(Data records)
· · · · ·
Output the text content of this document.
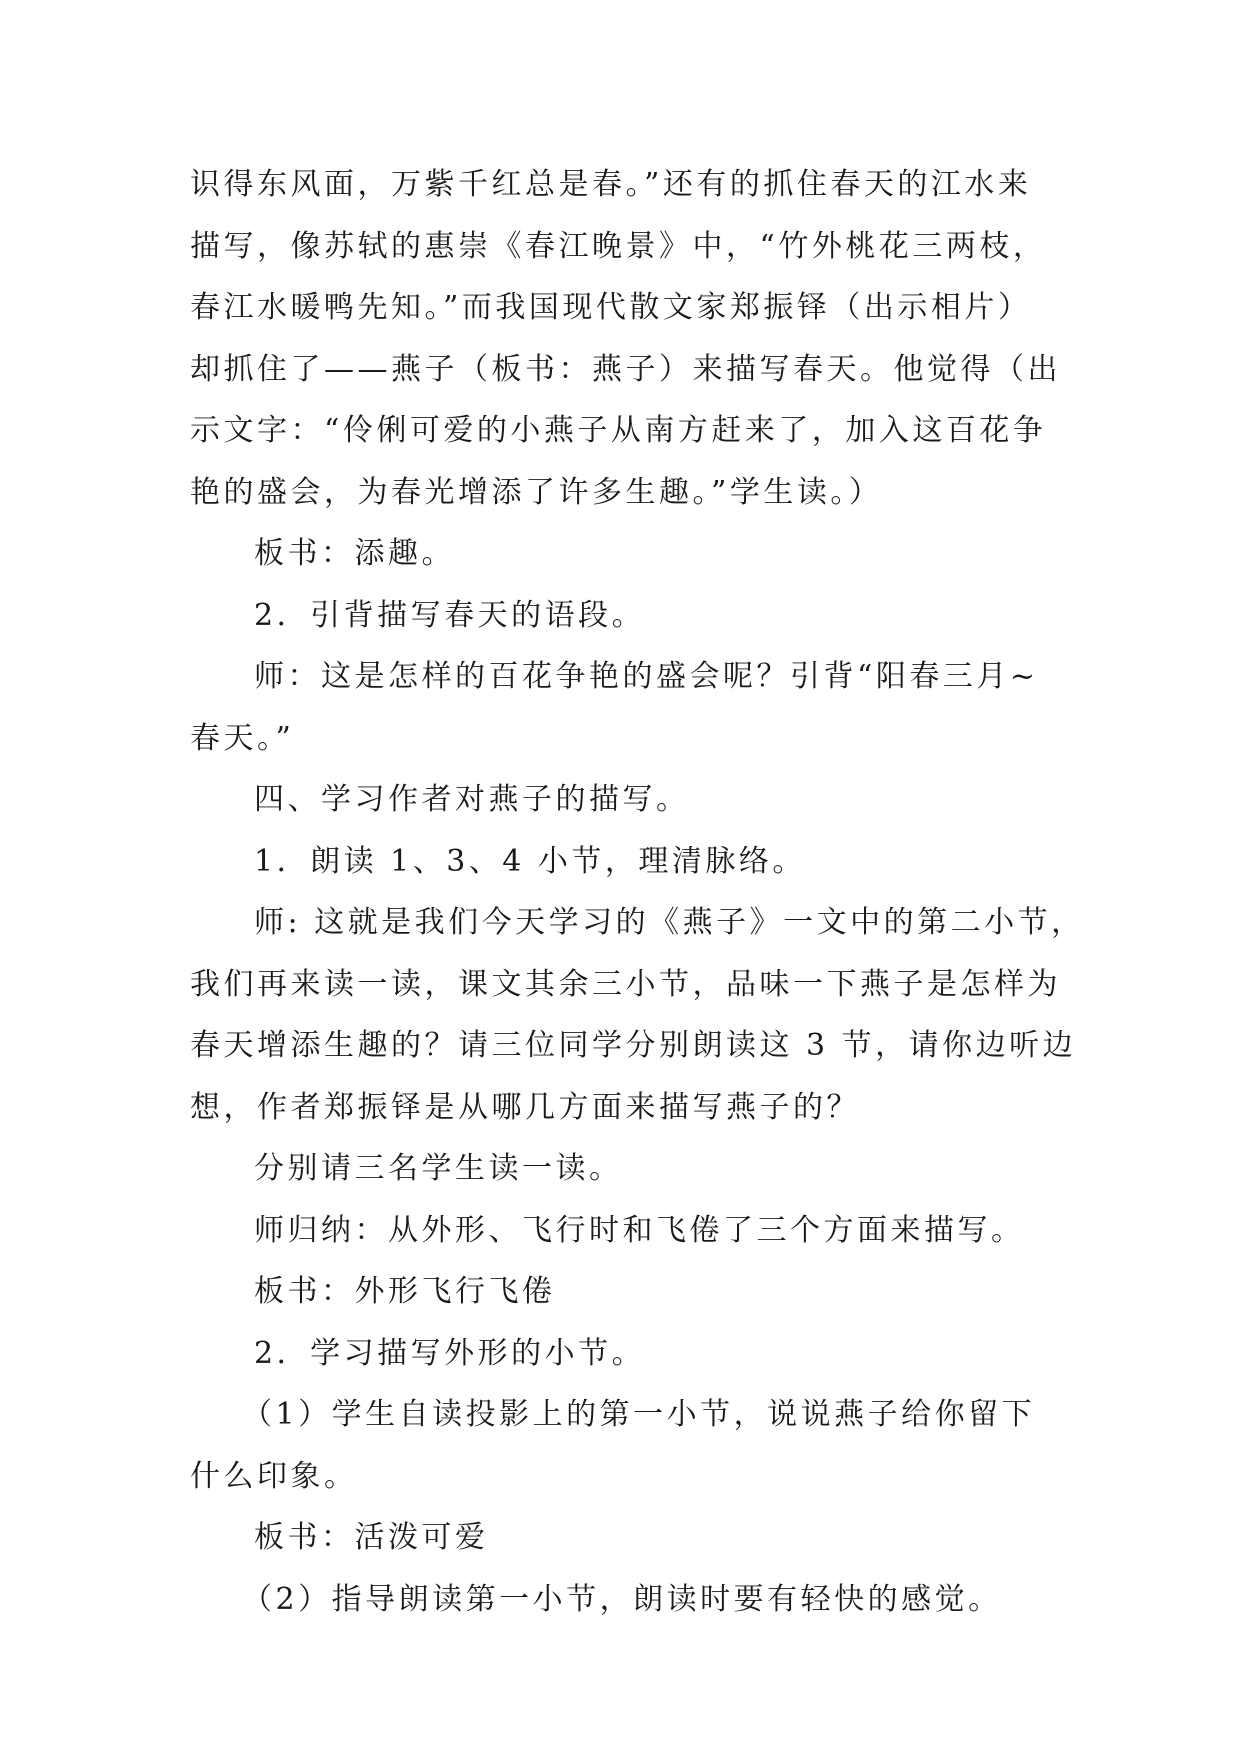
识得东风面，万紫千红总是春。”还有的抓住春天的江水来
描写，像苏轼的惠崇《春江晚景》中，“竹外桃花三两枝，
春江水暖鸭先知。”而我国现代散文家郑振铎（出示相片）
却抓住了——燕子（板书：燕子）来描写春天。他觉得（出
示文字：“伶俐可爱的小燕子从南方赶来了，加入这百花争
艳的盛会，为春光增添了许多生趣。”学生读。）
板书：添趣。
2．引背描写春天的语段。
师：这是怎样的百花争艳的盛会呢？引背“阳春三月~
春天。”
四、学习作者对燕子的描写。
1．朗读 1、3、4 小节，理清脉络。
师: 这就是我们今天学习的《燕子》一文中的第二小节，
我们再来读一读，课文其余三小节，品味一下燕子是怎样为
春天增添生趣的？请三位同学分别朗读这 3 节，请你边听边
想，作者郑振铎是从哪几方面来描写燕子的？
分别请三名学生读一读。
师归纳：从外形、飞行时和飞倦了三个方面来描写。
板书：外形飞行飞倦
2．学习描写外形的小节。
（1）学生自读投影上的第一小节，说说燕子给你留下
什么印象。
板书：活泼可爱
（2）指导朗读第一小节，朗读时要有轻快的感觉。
· · · · ·
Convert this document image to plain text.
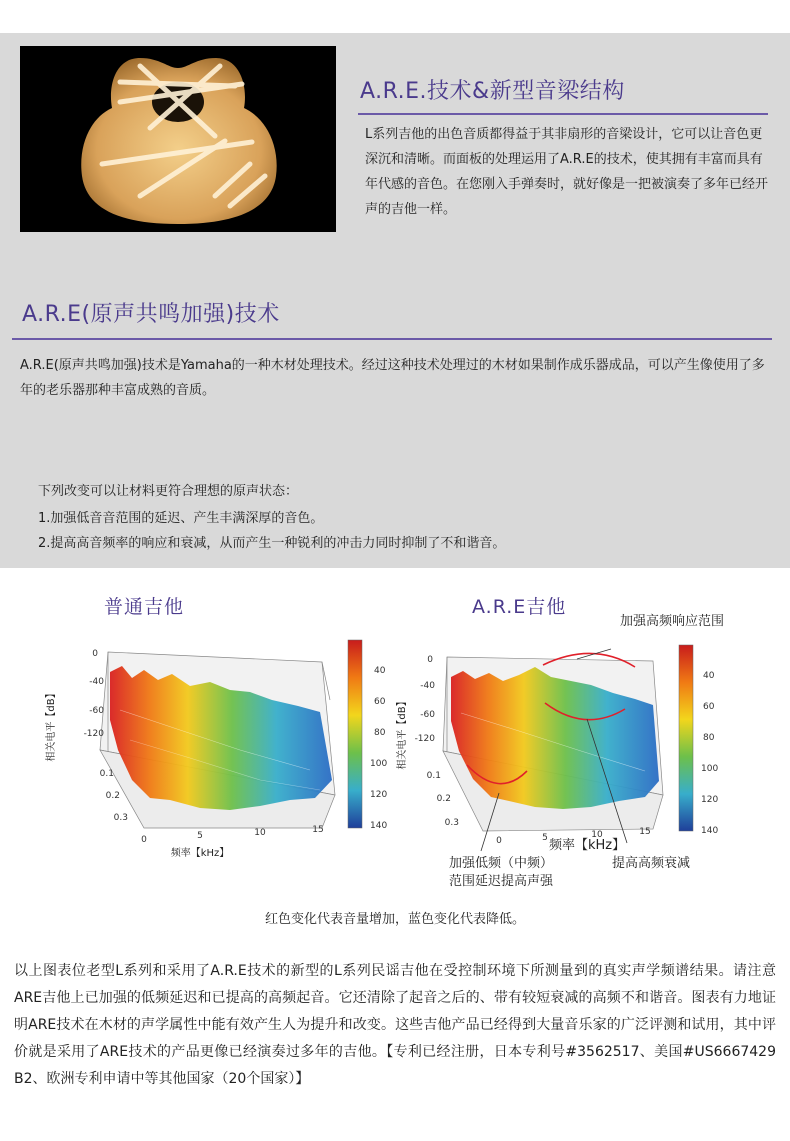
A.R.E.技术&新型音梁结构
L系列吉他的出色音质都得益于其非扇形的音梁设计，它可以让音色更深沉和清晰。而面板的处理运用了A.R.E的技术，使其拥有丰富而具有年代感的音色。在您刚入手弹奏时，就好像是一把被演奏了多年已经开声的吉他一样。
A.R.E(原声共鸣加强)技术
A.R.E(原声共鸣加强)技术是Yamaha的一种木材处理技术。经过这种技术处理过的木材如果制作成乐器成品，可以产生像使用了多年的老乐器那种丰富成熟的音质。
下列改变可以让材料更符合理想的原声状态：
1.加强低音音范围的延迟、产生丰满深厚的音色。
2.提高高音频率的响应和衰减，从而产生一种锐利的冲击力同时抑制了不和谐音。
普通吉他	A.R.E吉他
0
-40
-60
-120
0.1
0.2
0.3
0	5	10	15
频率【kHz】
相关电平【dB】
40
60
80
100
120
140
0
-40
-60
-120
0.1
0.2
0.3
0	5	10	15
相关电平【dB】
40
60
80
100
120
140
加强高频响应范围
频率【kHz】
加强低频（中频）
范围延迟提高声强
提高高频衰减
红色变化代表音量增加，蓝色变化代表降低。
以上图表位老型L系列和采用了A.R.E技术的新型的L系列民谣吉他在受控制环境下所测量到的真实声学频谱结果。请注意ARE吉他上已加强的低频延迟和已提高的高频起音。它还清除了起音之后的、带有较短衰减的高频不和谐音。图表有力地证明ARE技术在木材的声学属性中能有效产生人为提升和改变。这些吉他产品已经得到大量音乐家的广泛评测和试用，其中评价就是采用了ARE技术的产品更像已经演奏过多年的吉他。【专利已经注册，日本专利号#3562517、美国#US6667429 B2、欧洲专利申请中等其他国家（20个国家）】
· · · · ·
• **Exercise**: Where a line above holds the string "this", show that line.

• **Written reply**:
Output the text content of this document.
Convert this document image to plain text.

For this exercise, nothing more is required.